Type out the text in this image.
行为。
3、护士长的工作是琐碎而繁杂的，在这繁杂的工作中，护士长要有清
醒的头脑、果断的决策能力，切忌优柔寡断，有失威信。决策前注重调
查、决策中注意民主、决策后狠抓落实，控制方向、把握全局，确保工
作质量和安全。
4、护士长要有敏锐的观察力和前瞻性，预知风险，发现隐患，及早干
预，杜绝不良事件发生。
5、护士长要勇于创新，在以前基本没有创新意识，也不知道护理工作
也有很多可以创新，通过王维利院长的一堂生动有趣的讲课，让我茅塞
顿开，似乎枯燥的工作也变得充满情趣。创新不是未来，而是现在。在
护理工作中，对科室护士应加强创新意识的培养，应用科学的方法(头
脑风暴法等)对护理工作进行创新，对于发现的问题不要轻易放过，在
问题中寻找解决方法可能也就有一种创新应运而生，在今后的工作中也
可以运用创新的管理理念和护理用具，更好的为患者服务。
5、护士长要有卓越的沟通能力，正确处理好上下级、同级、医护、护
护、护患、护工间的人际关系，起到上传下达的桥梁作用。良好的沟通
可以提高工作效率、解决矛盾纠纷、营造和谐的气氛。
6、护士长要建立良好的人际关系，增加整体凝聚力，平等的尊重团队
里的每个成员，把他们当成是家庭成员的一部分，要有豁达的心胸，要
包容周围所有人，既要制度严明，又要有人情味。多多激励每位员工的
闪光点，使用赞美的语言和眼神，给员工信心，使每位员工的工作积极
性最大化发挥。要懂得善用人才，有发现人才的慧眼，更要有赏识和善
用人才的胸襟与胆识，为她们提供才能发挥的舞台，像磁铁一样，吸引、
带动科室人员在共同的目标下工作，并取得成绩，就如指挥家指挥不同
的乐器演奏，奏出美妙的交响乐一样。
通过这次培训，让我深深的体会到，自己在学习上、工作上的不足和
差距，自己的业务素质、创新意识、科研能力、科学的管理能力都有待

**What this task involves**
Extract the listing in its entirety, matching it exactly.

**Solved exercise**
Type out the text in this image.
行为。
3、护士长的工作是琐碎而繁杂的，在这繁杂的工作中，护士长要有清
醒的头脑、果断的决策能力，切忌优柔寡断，有失威信。决策前注重调
查、决策中注意民主、决策后狠抓落实，控制方向、把握全局，确保工
作质量和安全。
4、护士长要有敏锐的观察力和前瞻性，预知风险，发现隐患，及早干
预，杜绝不良事件发生。
5、护士长要勇于创新，在以前基本没有创新意识，也不知道护理工作
也有很多可以创新，通过王维利院长的一堂生动有趣的讲课，让我茅塞
顿开，似乎枯燥的工作也变得充满情趣。创新不是未来，而是现在。在
护理工作中，对科室护士应加强创新意识的培养，应用科学的方法(头
脑风暴法等)对护理工作进行创新，对于发现的问题不要轻易放过，在
问题中寻找解决方法可能也就有一种创新应运而生，在今后的工作中也
可以运用创新的管理理念和护理用具，更好的为患者服务。
5、护士长要有卓越的沟通能力，正确处理好上下级、同级、医护、护
护、护患、护工间的人际关系，起到上传下达的桥梁作用。良好的沟通
可以提高工作效率、解决矛盾纠纷、营造和谐的气氛。
6、护士长要建立良好的人际关系，增加整体凝聚力，平等的尊重团队
里的每个成员，把他们当成是家庭成员的一部分，要有豁达的心胸，要
包容周围所有人，既要制度严明，又要有人情味。多多激励每位员工的
闪光点，使用赞美的语言和眼神，给员工信心，使每位员工的工作积极
性最大化发挥。要懂得善用人才，有发现人才的慧眼，更要有赏识和善
用人才的胸襟与胆识，为她们提供才能发挥的舞台，像磁铁一样，吸引、
带动科室人员在共同的目标下工作，并取得成绩，就如指挥家指挥不同
的乐器演奏，奏出美妙的交响乐一样。
通过这次培训，让我深深的体会到，自己在学习上、工作上的不足和
差距，自己的业务素质、创新意识、科研能力、科学的管理能力都有待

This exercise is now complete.